** ROWS **
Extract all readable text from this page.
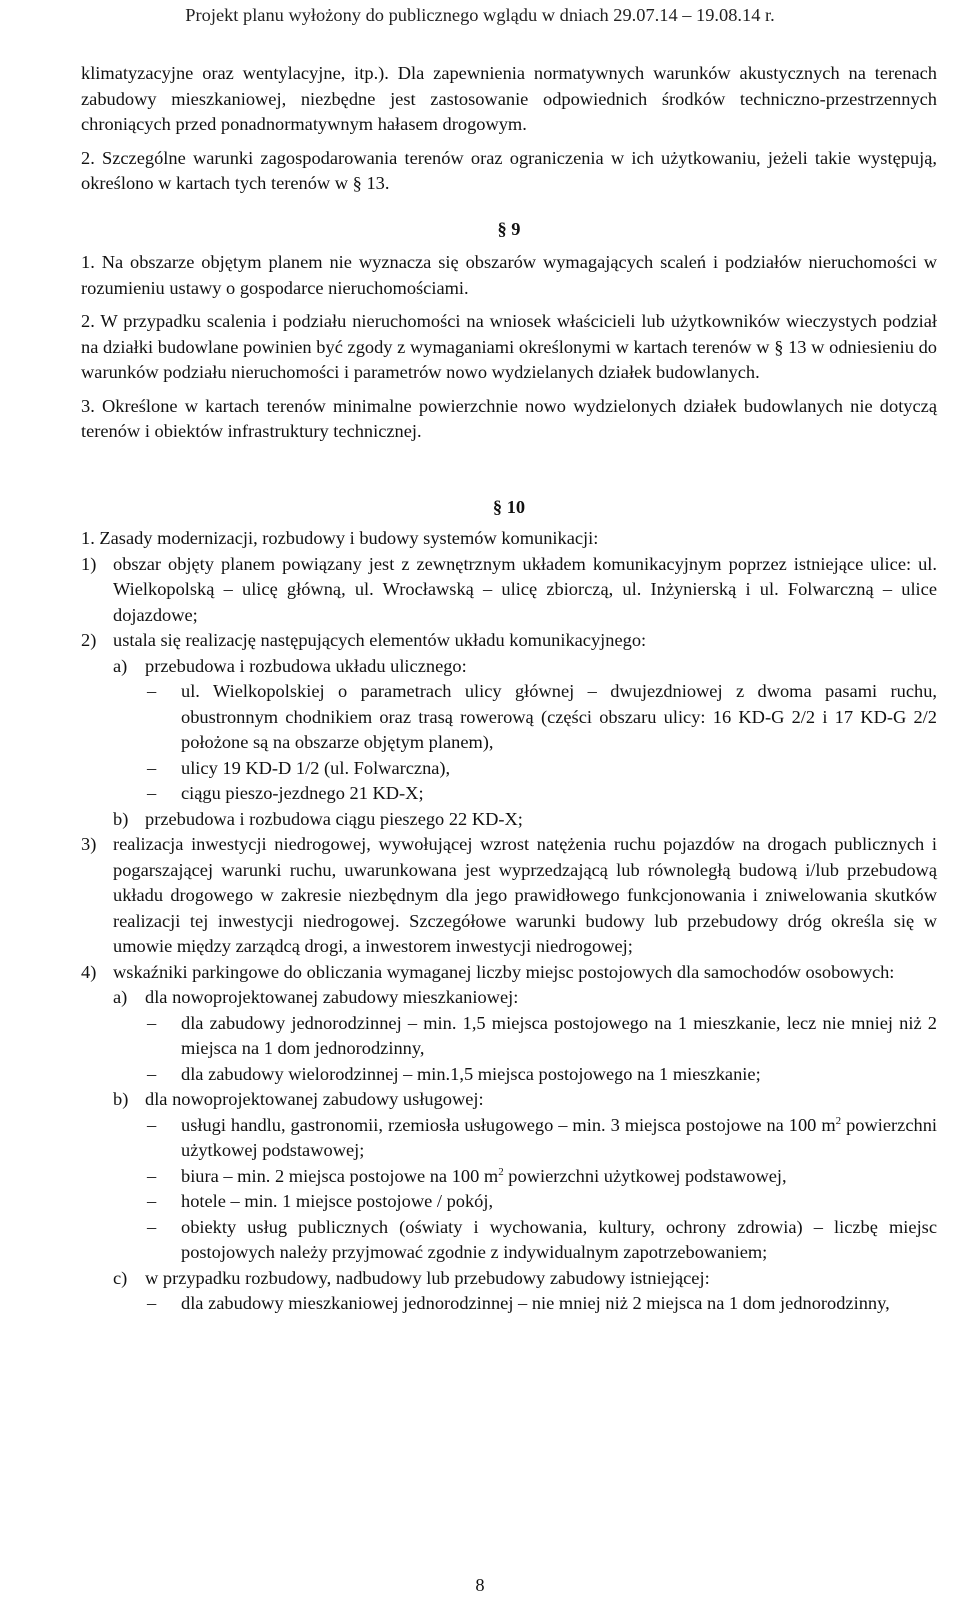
Projekt planu wyłożony do publicznego wglądu w dniach 29.07.14 – 19.08.14 r.

klimatyzacyjne oraz wentylacyjne, itp.). Dla zapewnienia normatywnych warunków akustycznych na terenach zabudowy mieszkaniowej, niezbędne jest zastosowanie odpowiednich środków techniczno-przestrzennych chroniących przed ponadnormatywnym hałasem drogowym.

2. Szczególne warunki zagospodarowania terenów oraz ograniczenia w ich użytkowaniu, jeżeli takie występują, określono w kartach tych terenów w § 13.

§ 9

1. Na obszarze objętym planem nie wyznacza się obszarów wymagających scaleń i podziałów nieruchomości w rozumieniu ustawy o gospodarce nieruchomościami.

2. W przypadku scalenia i podziału nieruchomości na wniosek właścicieli lub użytkowników wieczystych podział na działki budowlane powinien być zgody z wymaganiami określonymi w kartach terenów w § 13 w odniesieniu do warunków podziału nieruchomości i parametrów nowo wydzielanych działek budowlanych.

3. Określone w kartach terenów minimalne powierzchnie nowo wydzielonych działek budowlanych nie dotyczą terenów i obiektów infrastruktury technicznej.

§ 10

1. Zasady modernizacji, rozbudowy i budowy systemów komunikacji:

1) obszar objęty planem powiązany jest z zewnętrznym układem komunikacyjnym poprzez istniejące ulice: ul. Wielkopolską – ulicę główną, ul. Wrocławską – ulicę zbiorczą, ul. Inżynierską i ul. Folwarczną – ulice dojazdowe;
2) ustala się realizację następujących elementów układu komunikacyjnego:
a) przebudowa i rozbudowa układu ulicznego:
– ul. Wielkopolskiej o parametrach ulicy głównej – dwujezdniowej z dwoma pasami ruchu, obustronnym chodnikiem oraz trasą rowerową (części obszaru ulicy: 16 KD-G 2/2 i 17 KD-G 2/2 położone są na obszarze objętym planem),
– ulicy 19 KD-D 1/2 (ul. Folwarczna),
– ciągu pieszo-jezdnego 21 KD-X;
b) przebudowa i rozbudowa ciągu pieszego 22 KD-X;
3) realizacja inwestycji niedrogowej, wywołującej wzrost natężenia ruchu pojazdów na drogach publicznych i pogarszającej warunki ruchu, uwarunkowana jest wyprzedzającą lub równoległą budową i/lub przebudową układu drogowego w zakresie niezbędnym dla jego prawidłowego funkcjonowania i zniwelowania skutków realizacji tej inwestycji niedrogowej. Szczegółowe warunki budowy lub przebudowy dróg określa się w umowie między zarządcą drogi, a inwestorem inwestycji niedrogowej;
4) wskaźniki parkingowe do obliczania wymaganej liczby miejsc postojowych dla samochodów osobowych:
a) dla nowoprojektowanej zabudowy mieszkaniowej:
– dla zabudowy jednorodzinnej – min. 1,5 miejsca postojowego na 1 mieszkanie, lecz nie mniej niż 2 miejsca na 1 dom jednorodzinny,
– dla zabudowy wielorodzinnej – min.1,5 miejsca postojowego na 1 mieszkanie;
b) dla nowoprojektowanej zabudowy usługowej:
– usługi handlu, gastronomii, rzemiosła usługowego – min. 3 miejsca postojowe na 100 $m^2$ powierzchni użytkowej podstawowej;
– biura – min. 2 miejsca postojowe na 100 $m^2$ powierzchni użytkowej podstawowej,
– hotele – min. 1 miejsce postojowe / pokój,
– obiekty usług publicznych (oświaty i wychowania, kultury, ochrony zdrowia) – liczbę miejsc postojowych należy przyjmować zgodnie z indywidualnym zapotrzebowaniem;
c) w przypadku rozbudowy, nadbudowy lub przebudowy zabudowy istniejącej:
– dla zabudowy mieszkaniowej jednorodzinnej – nie mniej niż 2 miejsca na 1 dom jednorodzinny,
8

** WORK TO BE COMPLETED **
Return the listing above word for word, with the pictures removed.

** SOLVED PROBLEM **
Extract all readable text from this page.
Projekt planu wyłożony do publicznego wglądu w dniach 29.07.14 – 19.08.14 r.

klimatyzacyjne oraz wentylacyjne, itp.). Dla zapewnienia normatywnych warunków akustycznych na terenach zabudowy mieszkaniowej, niezbędne jest zastosowanie odpowiednich środków techniczno-przestrzennych chroniących przed ponadnormatywnym hałasem drogowym.

2. Szczególne warunki zagospodarowania terenów oraz ograniczenia w ich użytkowaniu, jeżeli takie występują, określono w kartach tych terenów w § 13.

§ 9

1. Na obszarze objętym planem nie wyznacza się obszarów wymagających scaleń i podziałów nieruchomości w rozumieniu ustawy o gospodarce nieruchomościami.

2. W przypadku scalenia i podziału nieruchomości na wniosek właścicieli lub użytkowników wieczystych podział na działki budowlane powinien być zgody z wymaganiami określonymi w kartach terenów w § 13 w odniesieniu do warunków podziału nieruchomości i parametrów nowo wydzielanych działek budowlanych.

3. Określone w kartach terenów minimalne powierzchnie nowo wydzielonych działek budowlanych nie dotyczą terenów i obiektów infrastruktury technicznej.

§ 10

1. Zasady modernizacji, rozbudowy i budowy systemów komunikacji:

1) obszar objęty planem powiązany jest z zewnętrznym układem komunikacyjnym poprzez istniejące ulice: ul. Wielkopolską – ulicę główną, ul. Wrocławską – ulicę zbiorczą, ul. Inżynierską i ul. Folwarczną – ulice dojazdowe;
2) ustala się realizację następujących elementów układu komunikacyjnego:
a) przebudowa i rozbudowa układu ulicznego:
– ul. Wielkopolskiej o parametrach ulicy głównej – dwujezdniowej z dwoma pasami ruchu, obustronnym chodnikiem oraz trasą rowerową (części obszaru ulicy: 16 KD-G 2/2 i 17 KD-G 2/2 położone są na obszarze objętym planem),
– ulicy 19 KD-D 1/2 (ul. Folwarczna),
– ciągu pieszo-jezdnego 21 KD-X;
b) przebudowa i rozbudowa ciągu pieszego 22 KD-X;
3) realizacja inwestycji niedrogowej, wywołującej wzrost natężenia ruchu pojazdów na drogach publicznych i pogarszającej warunki ruchu, uwarunkowana jest wyprzedzającą lub równoległą budową i/lub przebudową układu drogowego w zakresie niezbędnym dla jego prawidłowego funkcjonowania i zniwelowania skutków realizacji tej inwestycji niedrogowej. Szczegółowe warunki budowy lub przebudowy dróg określa się w umowie między zarządcą drogi, a inwestorem inwestycji niedrogowej;
4) wskaźniki parkingowe do obliczania wymaganej liczby miejsc postojowych dla samochodów osobowych:
a) dla nowoprojektowanej zabudowy mieszkaniowej:
– dla zabudowy jednorodzinnej – min. 1,5 miejsca postojowego na 1 mieszkanie, lecz nie mniej niż 2 miejsca na 1 dom jednorodzinny,
– dla zabudowy wielorodzinnej – min.1,5 miejsca postojowego na 1 mieszkanie;
b) dla nowoprojektowanej zabudowy usługowej:
– usługi handlu, gastronomii, rzemiosła usługowego – min. 3 miejsca postojowe na 100 $m^2$ powierzchni użytkowej podstawowej;
– biura – min. 2 miejsca postojowe na 100 $m^2$ powierzchni użytkowej podstawowej,
– hotele – min. 1 miejsce postojowe / pokój,
– obiekty usług publicznych (oświaty i wychowania, kultury, ochrony zdrowia) – liczbę miejsc postojowych należy przyjmować zgodnie z indywidualnym zapotrzebowaniem;
c) w przypadku rozbudowy, nadbudowy lub przebudowy zabudowy istniejącej:
– dla zabudowy mieszkaniowej jednorodzinnej – nie mniej niż 2 miejsca na 1 dom jednorodzinny,
8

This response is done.